• EXERCISE DIRECTIONS:
Below are the records; collect from them each line containing the string "efektywność".

• DATA TO USE:
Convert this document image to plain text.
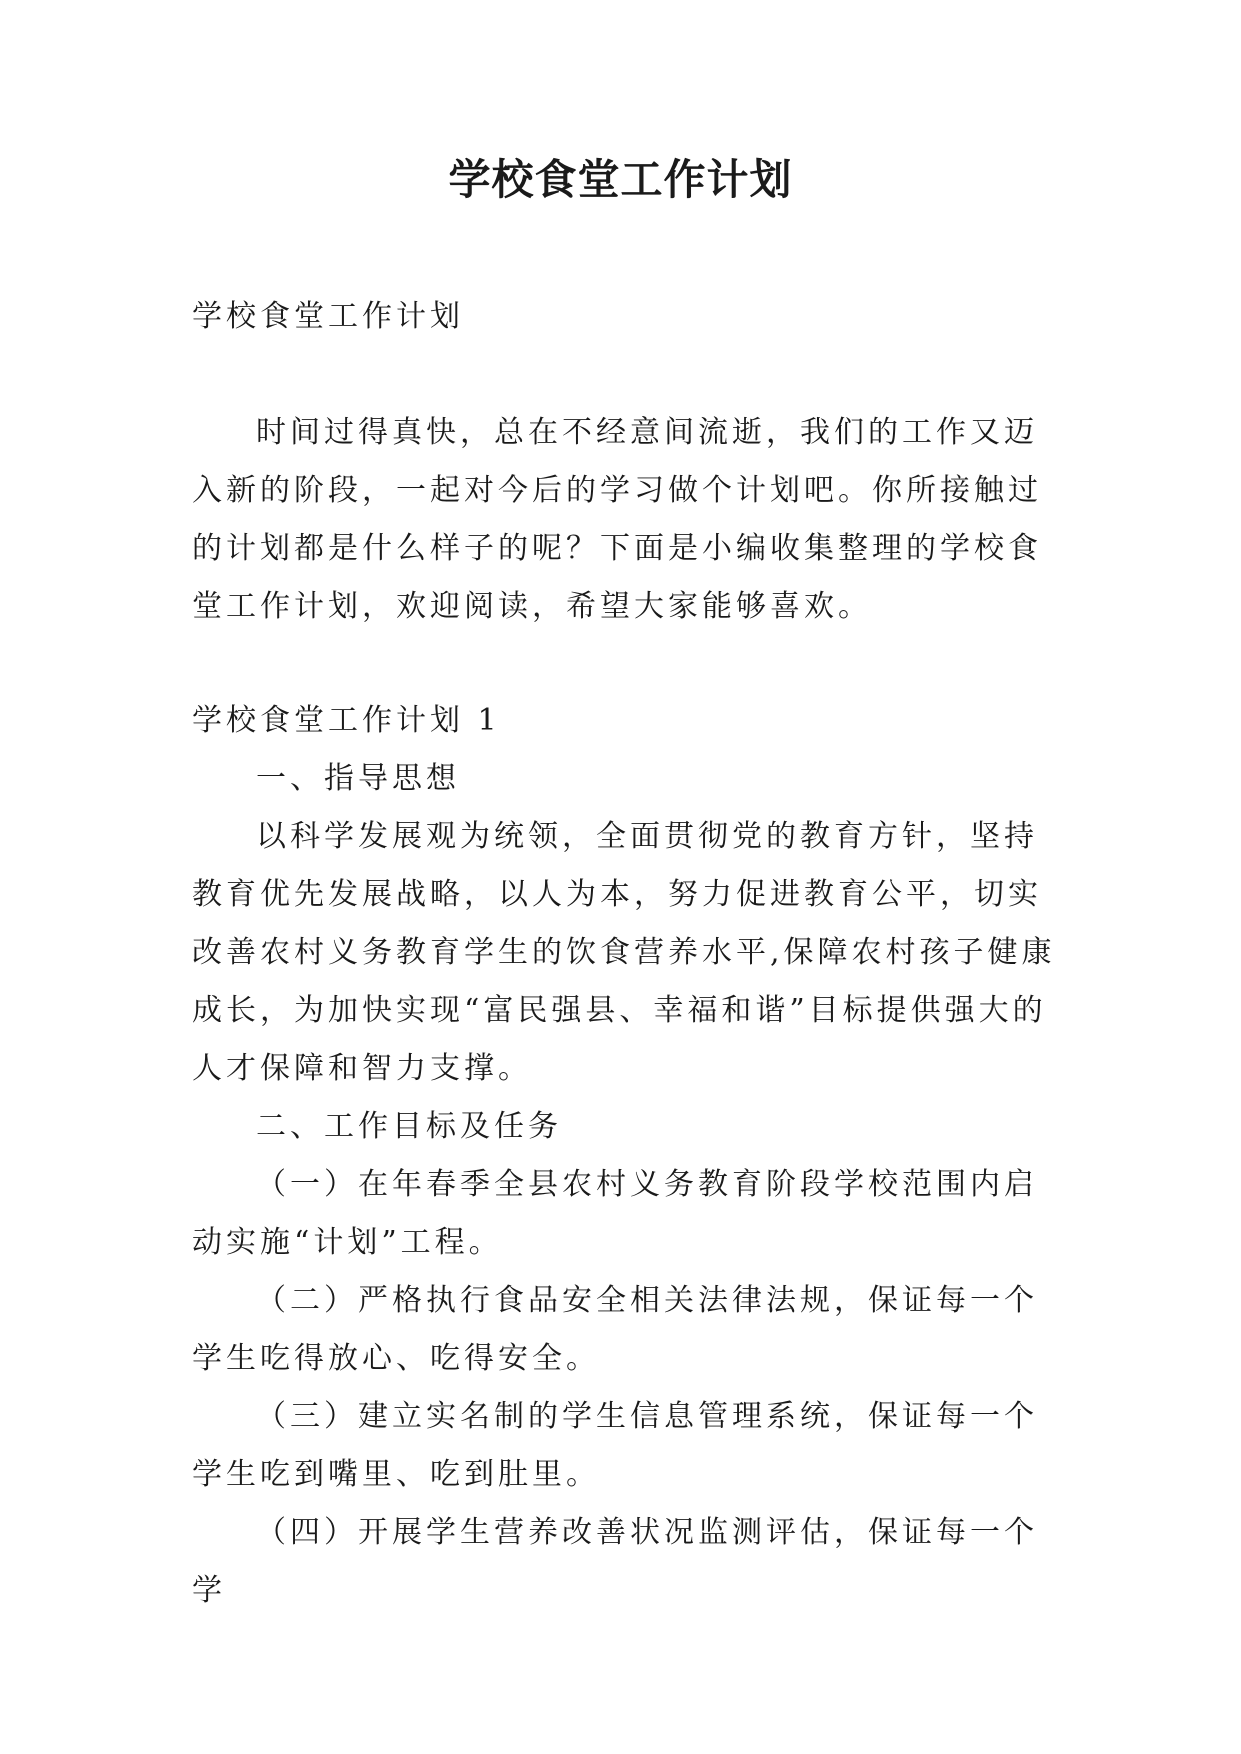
学校食堂工作计划

学校食堂工作计划

时间过得真快，总在不经意间流逝，我们的工作又迈入新的阶段，一起对今后的学习做个计划吧。你所接触过的计划都是什么样子的呢？下面是小编收集整理的学校食堂工作计划，欢迎阅读，希望大家能够喜欢。

学校食堂工作计划 1

一、指导思想

以科学发展观为统领，全面贯彻党的教育方针，坚持教育优先发展战略，以人为本，努力促进教育公平，切实改善农村义务教育学生的饮食营养水平,保障农村孩子健康成长，为加快实现“富民强县、幸福和谐”目标提供强大的人才保障和智力支撑。

二、工作目标及任务

（一）在年春季全县农村义务教育阶段学校范围内启动实施“计划”工程。

（二）严格执行食品安全相关法律法规，保证每一个学生吃得放心、吃得安全。

（三）建立实名制的学生信息管理系统，保证每一个学生吃到嘴里、吃到肚里。

（四）开展学生营养改善状况监测评估，保证每一个学
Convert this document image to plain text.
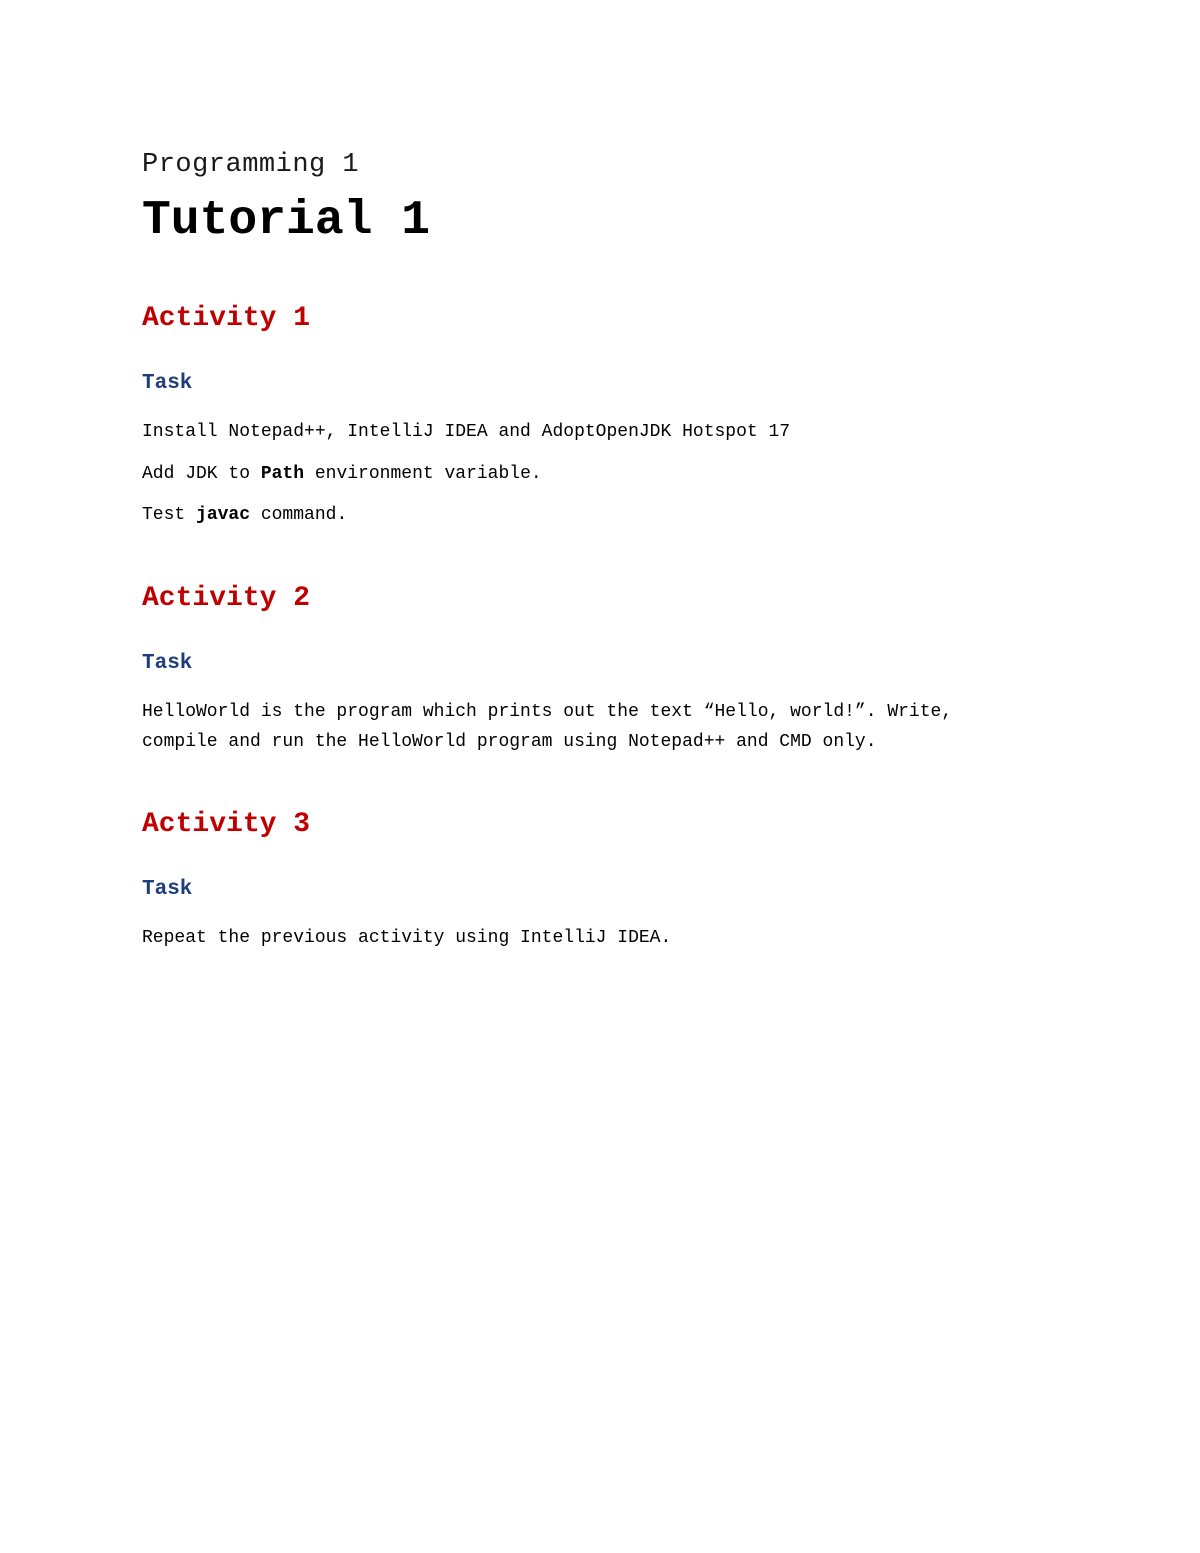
Programming 1
Tutorial 1
Activity 1
Task
Install Notepad++, IntelliJ IDEA and AdoptOpenJDK Hotspot 17
Add JDK to Path environment variable.
Test javac command.
Activity 2
Task
HelloWorld is the program which prints out the text “Hello, world!”. Write,
compile and run the HelloWorld program using Notepad++ and CMD only.
Activity 3
Task
Repeat the previous activity using IntelliJ IDEA.
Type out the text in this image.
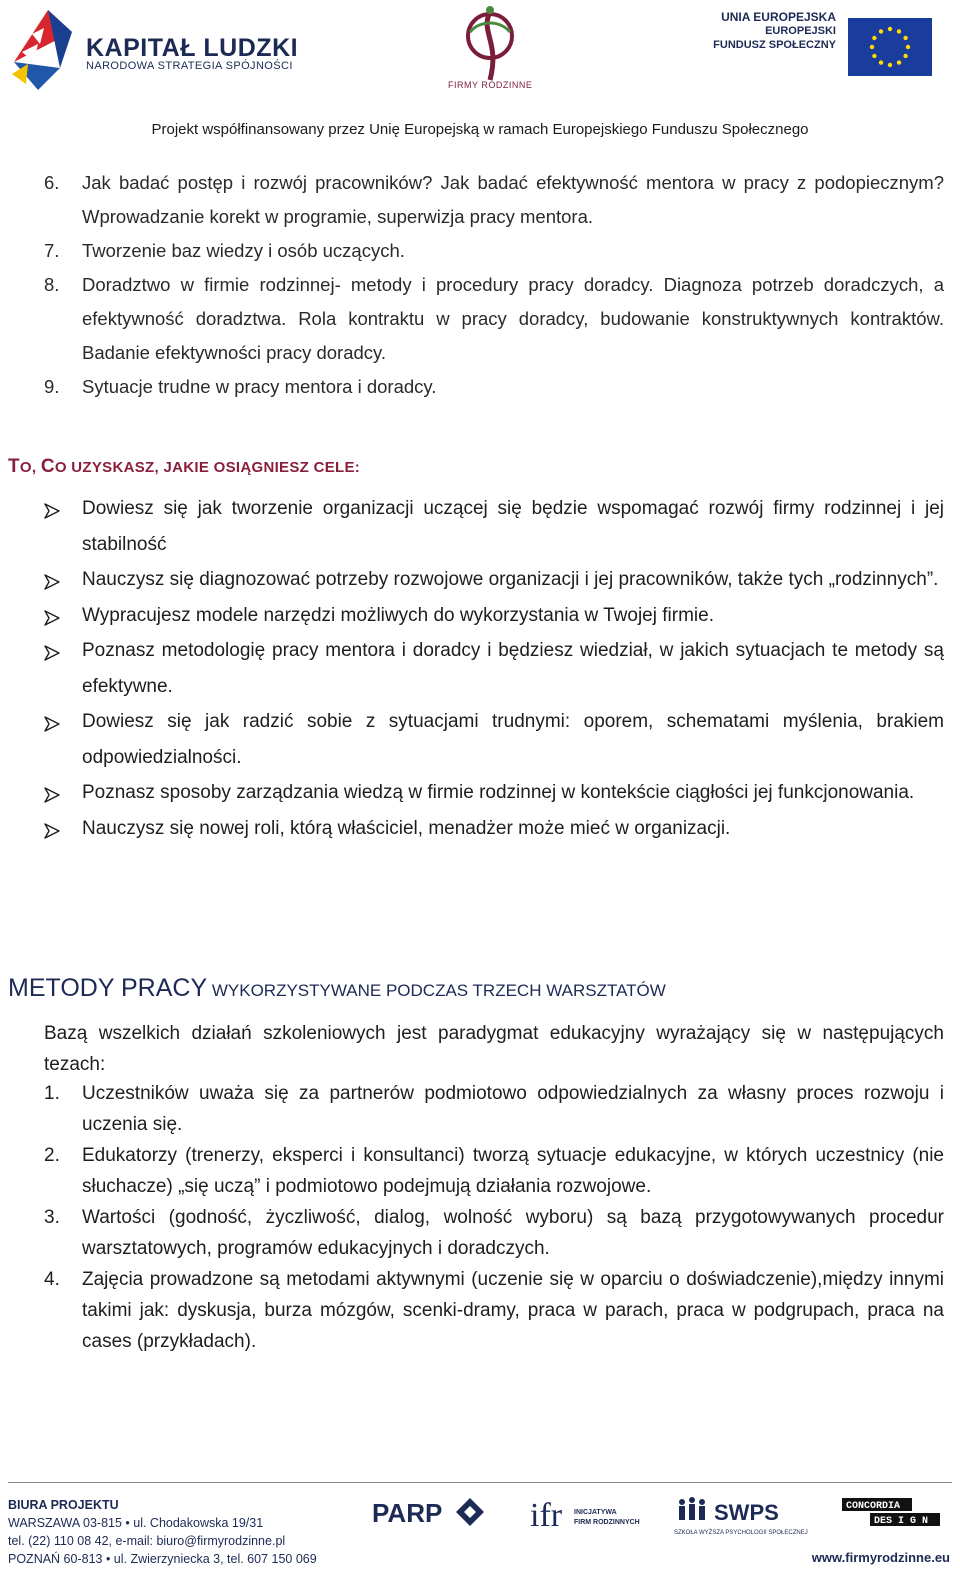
KAPITAŁ LUDZKI
NARODOWA STRATEGIA SPÓJNOŚCI
FIRMY RODZINNE
UNIA EUROPEJSKA
EUROPEJSKI
FUNDUSZ SPOŁECZNY
Projekt współfinansowany przez Unię Europejską w ramach Europejskiego Funduszu Społecznego
6. Jak badać postęp i rozwój pracowników? Jak badać efektywność mentora w pracy z podopiecznym? Wprowadzanie korekt w programie, superwizja pracy mentora.
7. Tworzenie baz wiedzy i osób uczących.
8. Doradztwo w firmie rodzinnej- metody i procedury pracy doradcy. Diagnoza potrzeb doradczych, a efektywność doradztwa. Rola kontraktu w pracy doradcy, budowanie konstruktywnych kontraktów. Badanie efektywności pracy doradcy.
9. Sytuacje trudne w pracy mentora i doradcy.
TO, CO UZYSKASZ, JAKIE OSIĄGNIESZ CELE:
Dowiesz się jak tworzenie organizacji uczącej się będzie wspomagać rozwój firmy rodzinnej i jej stabilność
Nauczysz się diagnozować potrzeby rozwojowe organizacji i jej pracowników, także tych „rodzinnych”.
Wypracujesz modele narzędzi możliwych do wykorzystania w Twojej firmie.
Poznasz metodologię pracy mentora i doradcy i będziesz wiedział, w jakich sytuacjach te metody są efektywne.
Dowiesz się jak radzić sobie z sytuacjami trudnymi: oporem, schematami myślenia, brakiem odpowiedzialności.
Poznasz sposoby zarządzania wiedzą w firmie rodzinnej w kontekście ciągłości jej funkcjonowania.
Nauczysz się nowej roli, którą właściciel, menadżer może mieć w organizacji.
METODY PRACY WYKORZYSTYWANE PODCZAS TRZECH WARSZTATÓW
Bazą wszelkich działań szkoleniowych jest paradygmat edukacyjny wyrażający się w następujących tezach:
1. Uczestników uważa się za partnerów podmiotowo odpowiedzialnych za własny proces rozwoju i uczenia się.
2. Edukatorzy (trenerzy, eksperci i konsultanci) tworzą sytuacje edukacyjne, w których uczestnicy (nie słuchacze) „się uczą” i podmiotowo podejmują działania rozwojowe.
3. Wartości (godność, życzliwość, dialog, wolność wyboru) są bazą przygotowywanych procedur warsztatowych, programów edukacyjnych i doradczych.
4. Zajęcia prowadzone są metodami aktywnymi (uczenie się w oparciu o doświadczenie),między innymi takimi jak: dyskusja, burza mózgów, scenki-dramy, praca w parach, praca w podgrupach, praca na cases (przykładach).
BIURA PROJEKTU
WARSZAWA 03-815 • ul. Chodakowska 19/31
tel. (22) 110 08 42, e-mail: biuro@firmyrodzinne.pl
POZNAŃ 60-813 • ul. Zwierzyniecka 3, tel. 607 150 069
PARP	ifr INICJATYWA
FIRM RODZINNYCH	SWPS
SZKOŁA WYŻSZA PSYCHOLOGII SPOŁECZNEJ
CONCORDIA
DES I G N
www.firmyrodzinne.eu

• WRITTEN ANSWER:
6. Jak badać postęp i rozwój pracowników? Jak badać efektywność mentora w pracy z podopiecznym? Wprowadzanie korekt w programie, superwizja pracy mentora.
8. Doradztwo w firmie rodzinnej- metody i procedury pracy doradcy. Diagnoza potrzeb doradczych, a efektywność doradztwa. Rola kontraktu w pracy doradcy, budowanie konstruktywnych kontraktów. Badanie efektywności pracy doradcy.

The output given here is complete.